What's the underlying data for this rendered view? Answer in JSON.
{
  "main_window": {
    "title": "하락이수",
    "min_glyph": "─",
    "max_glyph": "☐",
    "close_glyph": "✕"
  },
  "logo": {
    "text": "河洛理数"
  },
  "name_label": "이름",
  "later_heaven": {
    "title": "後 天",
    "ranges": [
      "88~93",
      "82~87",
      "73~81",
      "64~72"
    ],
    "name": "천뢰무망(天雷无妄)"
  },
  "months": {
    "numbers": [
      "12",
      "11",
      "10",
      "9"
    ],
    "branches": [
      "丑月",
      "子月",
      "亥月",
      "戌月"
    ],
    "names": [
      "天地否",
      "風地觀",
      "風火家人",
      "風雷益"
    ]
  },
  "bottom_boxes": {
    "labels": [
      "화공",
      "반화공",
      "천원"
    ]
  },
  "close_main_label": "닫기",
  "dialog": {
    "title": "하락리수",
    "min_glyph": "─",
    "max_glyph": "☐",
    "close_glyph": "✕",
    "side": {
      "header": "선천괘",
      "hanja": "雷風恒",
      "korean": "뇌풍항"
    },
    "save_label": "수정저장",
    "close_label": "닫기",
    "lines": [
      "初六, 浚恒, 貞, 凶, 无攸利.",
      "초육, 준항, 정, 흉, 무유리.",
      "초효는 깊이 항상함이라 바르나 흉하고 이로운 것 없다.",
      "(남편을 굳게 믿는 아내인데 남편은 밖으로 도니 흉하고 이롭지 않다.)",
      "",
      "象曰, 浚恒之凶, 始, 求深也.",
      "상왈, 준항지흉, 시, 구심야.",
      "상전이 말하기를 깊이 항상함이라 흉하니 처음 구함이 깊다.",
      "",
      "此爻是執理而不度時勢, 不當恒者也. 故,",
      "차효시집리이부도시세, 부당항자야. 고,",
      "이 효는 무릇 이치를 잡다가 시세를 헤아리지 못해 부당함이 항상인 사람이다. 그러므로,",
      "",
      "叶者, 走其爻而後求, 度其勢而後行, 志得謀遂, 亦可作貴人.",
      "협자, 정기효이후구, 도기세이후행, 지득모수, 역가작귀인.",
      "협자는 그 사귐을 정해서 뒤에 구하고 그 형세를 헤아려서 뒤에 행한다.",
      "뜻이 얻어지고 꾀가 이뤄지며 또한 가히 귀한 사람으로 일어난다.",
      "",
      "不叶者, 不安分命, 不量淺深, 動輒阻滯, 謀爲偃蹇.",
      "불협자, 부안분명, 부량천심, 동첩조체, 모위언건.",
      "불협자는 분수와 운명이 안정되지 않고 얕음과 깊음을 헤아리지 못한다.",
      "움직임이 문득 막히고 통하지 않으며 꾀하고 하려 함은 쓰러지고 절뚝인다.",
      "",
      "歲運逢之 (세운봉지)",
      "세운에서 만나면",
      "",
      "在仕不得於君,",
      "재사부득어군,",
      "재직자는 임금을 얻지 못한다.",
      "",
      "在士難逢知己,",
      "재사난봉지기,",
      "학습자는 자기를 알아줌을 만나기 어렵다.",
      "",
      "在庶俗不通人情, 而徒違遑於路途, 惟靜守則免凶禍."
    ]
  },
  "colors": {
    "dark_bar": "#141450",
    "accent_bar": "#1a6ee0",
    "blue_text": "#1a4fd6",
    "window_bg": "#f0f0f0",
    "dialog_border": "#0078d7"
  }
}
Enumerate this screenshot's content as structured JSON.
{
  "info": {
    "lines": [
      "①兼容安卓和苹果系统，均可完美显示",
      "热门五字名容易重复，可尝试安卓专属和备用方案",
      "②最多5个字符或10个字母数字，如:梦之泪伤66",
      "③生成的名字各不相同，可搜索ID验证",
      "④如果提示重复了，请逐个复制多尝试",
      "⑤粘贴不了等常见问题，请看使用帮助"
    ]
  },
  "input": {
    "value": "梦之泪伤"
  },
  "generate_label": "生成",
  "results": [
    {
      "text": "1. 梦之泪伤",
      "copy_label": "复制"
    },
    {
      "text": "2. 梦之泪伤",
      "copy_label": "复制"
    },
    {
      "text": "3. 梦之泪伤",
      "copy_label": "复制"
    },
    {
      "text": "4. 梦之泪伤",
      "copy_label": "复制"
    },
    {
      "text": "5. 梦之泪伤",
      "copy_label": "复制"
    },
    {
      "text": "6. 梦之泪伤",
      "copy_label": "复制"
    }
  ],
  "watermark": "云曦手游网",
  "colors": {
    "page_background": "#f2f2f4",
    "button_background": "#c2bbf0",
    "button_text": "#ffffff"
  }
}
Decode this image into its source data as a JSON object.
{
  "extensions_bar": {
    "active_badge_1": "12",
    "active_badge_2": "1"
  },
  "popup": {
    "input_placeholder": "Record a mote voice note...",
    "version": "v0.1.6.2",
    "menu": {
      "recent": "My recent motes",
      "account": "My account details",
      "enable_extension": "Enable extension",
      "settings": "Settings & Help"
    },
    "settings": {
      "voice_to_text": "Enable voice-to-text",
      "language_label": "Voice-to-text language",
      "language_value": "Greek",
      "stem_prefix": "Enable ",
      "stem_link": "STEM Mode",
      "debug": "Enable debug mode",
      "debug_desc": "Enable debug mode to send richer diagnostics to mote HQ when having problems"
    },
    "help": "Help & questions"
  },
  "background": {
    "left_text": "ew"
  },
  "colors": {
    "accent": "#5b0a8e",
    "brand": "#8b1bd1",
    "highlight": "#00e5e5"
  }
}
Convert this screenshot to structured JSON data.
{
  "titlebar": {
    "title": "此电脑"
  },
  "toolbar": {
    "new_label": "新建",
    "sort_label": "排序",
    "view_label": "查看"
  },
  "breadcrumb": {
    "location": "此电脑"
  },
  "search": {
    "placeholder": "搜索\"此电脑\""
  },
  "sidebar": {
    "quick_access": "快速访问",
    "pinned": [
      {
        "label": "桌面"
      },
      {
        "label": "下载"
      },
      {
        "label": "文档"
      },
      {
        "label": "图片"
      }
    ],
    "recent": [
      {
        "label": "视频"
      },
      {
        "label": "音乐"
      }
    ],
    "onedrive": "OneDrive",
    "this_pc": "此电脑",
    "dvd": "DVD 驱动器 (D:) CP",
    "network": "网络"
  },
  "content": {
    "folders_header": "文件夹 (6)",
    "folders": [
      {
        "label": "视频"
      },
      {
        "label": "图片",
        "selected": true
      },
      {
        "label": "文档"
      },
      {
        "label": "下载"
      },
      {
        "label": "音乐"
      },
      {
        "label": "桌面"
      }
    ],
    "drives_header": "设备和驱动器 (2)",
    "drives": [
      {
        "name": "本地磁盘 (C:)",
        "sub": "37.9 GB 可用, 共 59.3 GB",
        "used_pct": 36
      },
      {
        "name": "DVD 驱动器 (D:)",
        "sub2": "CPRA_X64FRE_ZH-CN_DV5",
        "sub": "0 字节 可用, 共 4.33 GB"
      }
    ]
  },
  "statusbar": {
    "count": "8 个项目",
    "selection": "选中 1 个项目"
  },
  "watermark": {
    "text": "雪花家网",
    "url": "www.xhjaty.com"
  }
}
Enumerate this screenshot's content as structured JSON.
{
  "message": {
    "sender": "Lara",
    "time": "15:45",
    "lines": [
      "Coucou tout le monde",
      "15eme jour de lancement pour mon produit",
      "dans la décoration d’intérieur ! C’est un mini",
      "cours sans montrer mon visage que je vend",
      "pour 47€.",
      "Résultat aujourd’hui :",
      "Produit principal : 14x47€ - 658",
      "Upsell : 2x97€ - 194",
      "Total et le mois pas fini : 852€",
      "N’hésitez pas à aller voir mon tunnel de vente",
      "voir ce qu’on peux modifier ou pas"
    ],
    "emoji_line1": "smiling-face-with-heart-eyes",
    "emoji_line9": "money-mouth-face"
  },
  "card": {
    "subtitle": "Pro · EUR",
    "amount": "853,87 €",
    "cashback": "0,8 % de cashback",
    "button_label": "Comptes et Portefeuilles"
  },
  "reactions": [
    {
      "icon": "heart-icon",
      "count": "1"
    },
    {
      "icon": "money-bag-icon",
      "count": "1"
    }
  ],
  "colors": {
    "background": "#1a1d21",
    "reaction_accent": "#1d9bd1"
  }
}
○ ○ ○ ○ ○
*Short task*. Of all the lines in the entries, how many contain the word "헤아리지"? Give only the number.

*Answer in full*. 2